From the listing below, count the lines where the string "Supply" occurs. Give the number, with no other words.

---------- Material to process

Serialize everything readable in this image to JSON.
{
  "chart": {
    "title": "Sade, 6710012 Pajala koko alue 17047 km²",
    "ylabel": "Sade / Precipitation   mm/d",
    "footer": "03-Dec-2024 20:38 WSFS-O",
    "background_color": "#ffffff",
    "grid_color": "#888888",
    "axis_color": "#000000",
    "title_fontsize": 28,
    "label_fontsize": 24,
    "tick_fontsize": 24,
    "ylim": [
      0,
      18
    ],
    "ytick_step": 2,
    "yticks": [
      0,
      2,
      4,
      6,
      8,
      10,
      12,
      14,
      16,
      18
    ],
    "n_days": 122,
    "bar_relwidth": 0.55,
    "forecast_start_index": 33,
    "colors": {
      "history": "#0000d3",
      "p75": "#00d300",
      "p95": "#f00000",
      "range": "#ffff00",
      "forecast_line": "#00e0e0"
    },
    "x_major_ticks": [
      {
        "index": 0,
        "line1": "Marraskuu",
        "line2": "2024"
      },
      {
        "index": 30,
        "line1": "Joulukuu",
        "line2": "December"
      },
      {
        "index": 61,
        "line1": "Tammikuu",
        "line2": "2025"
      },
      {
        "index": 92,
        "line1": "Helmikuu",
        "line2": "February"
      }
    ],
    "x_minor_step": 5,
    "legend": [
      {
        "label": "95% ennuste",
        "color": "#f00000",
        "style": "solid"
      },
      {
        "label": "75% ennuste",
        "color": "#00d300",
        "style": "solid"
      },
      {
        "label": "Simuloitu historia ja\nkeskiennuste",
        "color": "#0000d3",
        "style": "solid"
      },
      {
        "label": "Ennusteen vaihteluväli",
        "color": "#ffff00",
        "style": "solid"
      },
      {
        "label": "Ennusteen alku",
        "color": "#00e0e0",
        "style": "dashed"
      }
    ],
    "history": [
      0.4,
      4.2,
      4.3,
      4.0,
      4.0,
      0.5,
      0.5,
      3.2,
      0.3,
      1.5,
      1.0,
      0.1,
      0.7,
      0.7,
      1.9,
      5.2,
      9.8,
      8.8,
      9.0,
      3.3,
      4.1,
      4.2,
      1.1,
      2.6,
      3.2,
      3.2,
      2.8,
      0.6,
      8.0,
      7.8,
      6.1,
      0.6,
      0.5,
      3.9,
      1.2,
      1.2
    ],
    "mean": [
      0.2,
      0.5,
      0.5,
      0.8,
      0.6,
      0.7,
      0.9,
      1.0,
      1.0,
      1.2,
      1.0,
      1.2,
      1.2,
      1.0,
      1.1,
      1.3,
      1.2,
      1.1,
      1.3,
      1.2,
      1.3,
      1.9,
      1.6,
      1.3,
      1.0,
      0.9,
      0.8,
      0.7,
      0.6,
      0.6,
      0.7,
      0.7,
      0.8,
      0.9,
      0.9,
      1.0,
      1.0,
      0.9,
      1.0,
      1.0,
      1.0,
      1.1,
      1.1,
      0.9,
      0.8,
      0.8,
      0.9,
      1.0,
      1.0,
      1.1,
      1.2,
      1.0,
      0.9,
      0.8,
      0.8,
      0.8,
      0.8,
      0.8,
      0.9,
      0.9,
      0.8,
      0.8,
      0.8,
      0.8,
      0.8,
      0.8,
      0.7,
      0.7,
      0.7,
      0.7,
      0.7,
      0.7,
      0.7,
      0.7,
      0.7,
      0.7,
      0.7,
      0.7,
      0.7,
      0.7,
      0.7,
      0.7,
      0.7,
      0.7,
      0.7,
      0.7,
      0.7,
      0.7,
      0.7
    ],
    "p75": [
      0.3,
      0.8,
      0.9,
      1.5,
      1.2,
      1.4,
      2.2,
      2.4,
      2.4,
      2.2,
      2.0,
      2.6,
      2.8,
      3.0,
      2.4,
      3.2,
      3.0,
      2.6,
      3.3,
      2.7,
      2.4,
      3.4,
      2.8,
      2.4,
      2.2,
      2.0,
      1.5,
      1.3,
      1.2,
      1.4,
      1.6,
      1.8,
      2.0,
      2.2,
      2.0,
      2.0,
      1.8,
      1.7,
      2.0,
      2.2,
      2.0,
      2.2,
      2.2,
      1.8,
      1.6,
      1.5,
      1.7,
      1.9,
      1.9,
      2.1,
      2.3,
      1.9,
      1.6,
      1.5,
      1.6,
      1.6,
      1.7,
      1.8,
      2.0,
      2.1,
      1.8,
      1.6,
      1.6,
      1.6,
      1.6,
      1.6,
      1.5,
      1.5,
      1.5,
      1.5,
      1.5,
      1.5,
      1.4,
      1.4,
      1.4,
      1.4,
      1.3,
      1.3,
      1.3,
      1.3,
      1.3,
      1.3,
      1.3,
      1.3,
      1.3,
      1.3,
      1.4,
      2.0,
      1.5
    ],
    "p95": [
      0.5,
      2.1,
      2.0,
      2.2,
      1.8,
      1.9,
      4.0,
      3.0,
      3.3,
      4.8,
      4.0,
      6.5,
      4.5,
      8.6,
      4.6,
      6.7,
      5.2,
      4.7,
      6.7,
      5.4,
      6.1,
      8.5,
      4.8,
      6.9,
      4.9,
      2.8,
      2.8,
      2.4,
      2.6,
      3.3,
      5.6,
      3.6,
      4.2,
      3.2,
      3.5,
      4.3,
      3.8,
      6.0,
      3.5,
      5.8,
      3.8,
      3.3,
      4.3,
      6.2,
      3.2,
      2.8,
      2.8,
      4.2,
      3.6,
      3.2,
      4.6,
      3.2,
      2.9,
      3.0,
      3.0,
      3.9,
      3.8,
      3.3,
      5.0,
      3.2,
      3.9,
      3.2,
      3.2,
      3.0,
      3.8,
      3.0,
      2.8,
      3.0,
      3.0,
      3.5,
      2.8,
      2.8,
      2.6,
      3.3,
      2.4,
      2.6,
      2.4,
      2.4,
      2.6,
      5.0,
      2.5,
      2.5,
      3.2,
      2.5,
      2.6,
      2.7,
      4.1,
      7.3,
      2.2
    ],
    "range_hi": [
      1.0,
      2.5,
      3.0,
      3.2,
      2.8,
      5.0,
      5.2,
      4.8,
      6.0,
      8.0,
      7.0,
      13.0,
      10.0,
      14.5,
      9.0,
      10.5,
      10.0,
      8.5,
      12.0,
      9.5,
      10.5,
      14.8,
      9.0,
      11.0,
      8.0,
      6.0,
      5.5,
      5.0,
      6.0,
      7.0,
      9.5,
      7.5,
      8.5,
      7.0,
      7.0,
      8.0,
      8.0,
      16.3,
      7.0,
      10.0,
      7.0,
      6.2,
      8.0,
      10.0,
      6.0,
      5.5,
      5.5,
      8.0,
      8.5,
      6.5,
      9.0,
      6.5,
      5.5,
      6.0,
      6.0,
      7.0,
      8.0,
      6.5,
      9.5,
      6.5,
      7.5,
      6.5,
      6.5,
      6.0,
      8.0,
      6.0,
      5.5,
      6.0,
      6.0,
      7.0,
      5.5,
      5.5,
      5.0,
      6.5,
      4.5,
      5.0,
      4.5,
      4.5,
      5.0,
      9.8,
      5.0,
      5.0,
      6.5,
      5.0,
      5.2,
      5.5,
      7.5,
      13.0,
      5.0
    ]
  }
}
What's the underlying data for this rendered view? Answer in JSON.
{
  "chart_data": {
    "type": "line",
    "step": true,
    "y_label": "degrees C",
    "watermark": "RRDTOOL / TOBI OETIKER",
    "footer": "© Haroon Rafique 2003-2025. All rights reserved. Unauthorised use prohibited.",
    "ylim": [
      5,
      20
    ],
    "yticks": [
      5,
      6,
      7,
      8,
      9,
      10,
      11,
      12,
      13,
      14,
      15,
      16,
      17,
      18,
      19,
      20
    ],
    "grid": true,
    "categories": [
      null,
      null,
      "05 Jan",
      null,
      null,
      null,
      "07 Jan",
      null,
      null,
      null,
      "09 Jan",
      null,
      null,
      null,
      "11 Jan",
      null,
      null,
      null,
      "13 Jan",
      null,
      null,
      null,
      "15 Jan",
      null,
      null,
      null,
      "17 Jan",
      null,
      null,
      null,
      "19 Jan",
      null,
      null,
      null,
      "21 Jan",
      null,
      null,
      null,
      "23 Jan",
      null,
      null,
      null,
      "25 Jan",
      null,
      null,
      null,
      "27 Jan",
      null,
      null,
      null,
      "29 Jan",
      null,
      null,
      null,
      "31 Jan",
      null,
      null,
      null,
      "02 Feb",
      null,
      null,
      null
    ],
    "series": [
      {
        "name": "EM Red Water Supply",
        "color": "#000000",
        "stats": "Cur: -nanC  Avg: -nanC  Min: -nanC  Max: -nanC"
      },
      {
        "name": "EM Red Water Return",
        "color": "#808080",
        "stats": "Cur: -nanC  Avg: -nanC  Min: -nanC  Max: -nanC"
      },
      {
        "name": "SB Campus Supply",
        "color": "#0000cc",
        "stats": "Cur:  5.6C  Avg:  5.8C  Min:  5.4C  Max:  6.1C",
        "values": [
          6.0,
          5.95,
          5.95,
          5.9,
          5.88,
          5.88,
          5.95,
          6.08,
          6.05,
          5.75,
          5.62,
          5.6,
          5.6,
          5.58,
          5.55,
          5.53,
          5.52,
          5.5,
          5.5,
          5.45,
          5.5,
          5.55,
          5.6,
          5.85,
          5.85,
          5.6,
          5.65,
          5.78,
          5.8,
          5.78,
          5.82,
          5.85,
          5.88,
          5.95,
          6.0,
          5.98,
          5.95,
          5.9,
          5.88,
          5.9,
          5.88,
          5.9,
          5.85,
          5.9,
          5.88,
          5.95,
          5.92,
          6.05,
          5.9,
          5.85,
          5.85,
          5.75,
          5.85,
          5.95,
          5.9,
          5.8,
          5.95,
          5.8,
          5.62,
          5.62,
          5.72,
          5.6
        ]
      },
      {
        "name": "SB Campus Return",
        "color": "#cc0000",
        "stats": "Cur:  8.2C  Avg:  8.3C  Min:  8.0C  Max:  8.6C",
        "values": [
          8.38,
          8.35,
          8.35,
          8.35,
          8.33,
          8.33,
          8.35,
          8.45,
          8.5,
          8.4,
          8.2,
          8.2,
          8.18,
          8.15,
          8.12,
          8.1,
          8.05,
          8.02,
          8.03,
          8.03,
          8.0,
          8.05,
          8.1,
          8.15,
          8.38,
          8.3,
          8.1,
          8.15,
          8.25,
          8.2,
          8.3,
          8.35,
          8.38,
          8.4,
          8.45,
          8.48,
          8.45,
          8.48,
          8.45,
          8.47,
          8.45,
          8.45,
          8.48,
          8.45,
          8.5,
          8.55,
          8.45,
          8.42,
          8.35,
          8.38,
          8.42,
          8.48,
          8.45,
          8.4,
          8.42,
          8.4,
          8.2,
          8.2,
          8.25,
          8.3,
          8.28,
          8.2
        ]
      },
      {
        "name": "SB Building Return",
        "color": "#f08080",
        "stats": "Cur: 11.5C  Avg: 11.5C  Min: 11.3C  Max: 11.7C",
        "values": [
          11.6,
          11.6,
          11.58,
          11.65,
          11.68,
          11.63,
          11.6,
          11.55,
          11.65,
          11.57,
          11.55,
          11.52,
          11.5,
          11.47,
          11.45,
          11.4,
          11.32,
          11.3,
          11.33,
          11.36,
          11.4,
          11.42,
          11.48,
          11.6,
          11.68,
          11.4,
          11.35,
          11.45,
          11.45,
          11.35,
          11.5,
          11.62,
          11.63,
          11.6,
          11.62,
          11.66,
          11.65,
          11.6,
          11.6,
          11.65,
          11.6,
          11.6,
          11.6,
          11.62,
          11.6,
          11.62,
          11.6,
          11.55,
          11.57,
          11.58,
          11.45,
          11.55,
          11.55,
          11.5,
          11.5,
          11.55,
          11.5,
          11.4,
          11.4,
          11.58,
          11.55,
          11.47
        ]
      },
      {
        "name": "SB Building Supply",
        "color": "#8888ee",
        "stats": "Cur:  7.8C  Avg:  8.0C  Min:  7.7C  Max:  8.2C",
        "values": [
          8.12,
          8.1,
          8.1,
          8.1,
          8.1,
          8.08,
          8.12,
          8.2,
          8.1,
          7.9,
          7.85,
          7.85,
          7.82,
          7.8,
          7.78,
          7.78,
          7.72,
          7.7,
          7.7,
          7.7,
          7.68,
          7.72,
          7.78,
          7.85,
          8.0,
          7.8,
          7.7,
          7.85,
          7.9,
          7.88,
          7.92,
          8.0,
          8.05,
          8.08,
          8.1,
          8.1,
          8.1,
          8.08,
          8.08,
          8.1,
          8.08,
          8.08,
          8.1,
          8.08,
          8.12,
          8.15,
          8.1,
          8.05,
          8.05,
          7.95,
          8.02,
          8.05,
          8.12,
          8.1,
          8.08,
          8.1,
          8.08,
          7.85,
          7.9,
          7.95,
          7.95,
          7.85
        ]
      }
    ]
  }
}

--------------------

Worked answer: 3